*** DATA RECORDS ***
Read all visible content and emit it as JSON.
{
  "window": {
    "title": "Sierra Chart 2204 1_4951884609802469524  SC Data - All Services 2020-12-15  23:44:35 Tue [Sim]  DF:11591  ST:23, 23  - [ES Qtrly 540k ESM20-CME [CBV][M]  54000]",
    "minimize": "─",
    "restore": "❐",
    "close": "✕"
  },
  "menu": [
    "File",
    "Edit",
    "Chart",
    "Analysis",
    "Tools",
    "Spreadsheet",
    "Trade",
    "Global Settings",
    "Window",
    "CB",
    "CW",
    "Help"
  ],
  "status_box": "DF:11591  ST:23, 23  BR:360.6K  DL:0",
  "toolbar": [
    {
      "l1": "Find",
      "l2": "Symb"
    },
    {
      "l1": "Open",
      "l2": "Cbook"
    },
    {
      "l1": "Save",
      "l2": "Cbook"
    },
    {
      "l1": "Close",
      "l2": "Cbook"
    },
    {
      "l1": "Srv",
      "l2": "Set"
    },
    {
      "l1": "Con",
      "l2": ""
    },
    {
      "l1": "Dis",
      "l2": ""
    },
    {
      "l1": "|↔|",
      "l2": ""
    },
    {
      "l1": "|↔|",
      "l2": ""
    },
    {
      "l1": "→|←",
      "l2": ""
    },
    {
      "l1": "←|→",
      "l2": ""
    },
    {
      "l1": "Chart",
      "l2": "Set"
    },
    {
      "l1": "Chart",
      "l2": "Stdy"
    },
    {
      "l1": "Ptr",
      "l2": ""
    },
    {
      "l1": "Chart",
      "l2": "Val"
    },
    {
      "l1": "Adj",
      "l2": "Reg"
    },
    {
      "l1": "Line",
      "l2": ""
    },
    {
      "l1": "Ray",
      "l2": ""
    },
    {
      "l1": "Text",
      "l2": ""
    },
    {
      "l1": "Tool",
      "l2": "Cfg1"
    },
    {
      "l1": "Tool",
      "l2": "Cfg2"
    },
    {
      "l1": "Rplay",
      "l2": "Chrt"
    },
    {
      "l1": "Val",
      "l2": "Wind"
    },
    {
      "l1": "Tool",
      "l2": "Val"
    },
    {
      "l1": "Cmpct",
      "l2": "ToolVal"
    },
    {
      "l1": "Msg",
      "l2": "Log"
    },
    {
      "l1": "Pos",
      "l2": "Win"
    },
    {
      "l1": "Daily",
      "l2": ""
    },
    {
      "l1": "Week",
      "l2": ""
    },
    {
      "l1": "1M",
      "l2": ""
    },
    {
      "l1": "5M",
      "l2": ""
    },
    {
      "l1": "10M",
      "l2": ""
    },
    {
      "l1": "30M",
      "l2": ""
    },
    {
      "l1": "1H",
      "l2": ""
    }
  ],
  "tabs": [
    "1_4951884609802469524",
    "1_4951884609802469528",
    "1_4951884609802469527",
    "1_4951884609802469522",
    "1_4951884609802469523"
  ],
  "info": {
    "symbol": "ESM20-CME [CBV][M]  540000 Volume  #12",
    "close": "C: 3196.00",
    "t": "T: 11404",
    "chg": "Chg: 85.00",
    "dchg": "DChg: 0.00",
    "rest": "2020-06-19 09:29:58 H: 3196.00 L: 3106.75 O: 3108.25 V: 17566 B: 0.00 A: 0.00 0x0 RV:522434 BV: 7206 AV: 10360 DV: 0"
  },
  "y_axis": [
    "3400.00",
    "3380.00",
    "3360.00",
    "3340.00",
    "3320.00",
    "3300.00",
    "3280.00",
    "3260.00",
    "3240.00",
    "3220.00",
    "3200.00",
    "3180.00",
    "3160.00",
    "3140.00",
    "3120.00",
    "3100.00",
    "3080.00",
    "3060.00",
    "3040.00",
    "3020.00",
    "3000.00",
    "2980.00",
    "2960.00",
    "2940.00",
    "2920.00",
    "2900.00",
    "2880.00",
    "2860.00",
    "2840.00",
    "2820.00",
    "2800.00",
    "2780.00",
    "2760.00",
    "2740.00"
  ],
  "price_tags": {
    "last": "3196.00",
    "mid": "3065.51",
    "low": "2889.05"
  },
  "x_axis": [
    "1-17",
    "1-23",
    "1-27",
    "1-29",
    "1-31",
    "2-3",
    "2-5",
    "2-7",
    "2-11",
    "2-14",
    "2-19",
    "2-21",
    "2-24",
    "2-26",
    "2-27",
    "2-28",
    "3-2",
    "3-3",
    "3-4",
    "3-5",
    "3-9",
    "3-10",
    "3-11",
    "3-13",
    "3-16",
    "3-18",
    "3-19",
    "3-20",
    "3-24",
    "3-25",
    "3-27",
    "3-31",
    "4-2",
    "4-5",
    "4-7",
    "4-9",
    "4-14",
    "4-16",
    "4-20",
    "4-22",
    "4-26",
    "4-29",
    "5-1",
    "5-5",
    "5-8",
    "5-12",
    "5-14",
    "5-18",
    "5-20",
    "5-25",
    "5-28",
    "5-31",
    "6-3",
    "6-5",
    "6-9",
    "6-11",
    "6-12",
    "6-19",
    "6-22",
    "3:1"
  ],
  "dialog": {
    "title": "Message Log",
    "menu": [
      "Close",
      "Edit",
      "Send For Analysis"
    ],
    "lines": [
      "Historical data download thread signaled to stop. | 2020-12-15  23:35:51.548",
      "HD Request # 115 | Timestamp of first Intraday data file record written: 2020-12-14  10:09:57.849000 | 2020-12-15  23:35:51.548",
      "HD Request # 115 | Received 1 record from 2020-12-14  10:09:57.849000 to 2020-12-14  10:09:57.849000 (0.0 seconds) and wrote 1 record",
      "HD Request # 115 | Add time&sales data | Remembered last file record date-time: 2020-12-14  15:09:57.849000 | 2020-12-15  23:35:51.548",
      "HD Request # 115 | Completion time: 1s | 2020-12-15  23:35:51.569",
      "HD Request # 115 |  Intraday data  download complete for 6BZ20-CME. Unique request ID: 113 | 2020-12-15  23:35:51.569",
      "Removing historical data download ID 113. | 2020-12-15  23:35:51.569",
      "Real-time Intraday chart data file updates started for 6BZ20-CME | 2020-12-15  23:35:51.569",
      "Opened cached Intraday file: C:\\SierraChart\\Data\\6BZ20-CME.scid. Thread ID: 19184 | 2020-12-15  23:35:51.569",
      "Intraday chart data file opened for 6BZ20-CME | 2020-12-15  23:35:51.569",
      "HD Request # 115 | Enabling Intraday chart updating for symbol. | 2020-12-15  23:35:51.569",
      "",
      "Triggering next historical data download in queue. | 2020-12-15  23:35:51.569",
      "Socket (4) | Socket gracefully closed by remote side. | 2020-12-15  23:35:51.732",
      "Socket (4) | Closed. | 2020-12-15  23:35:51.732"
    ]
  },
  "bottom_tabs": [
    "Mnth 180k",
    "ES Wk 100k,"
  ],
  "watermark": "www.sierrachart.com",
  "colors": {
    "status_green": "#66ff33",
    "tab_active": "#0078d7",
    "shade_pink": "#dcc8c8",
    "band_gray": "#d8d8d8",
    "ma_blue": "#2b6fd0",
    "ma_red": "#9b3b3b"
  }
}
***
=== WHAT YOU WILL DO ===
How many lines of the data contain the word "Socket"? Answer with the number alone.

=== SOLUTION TO THE PROBLEM ===
2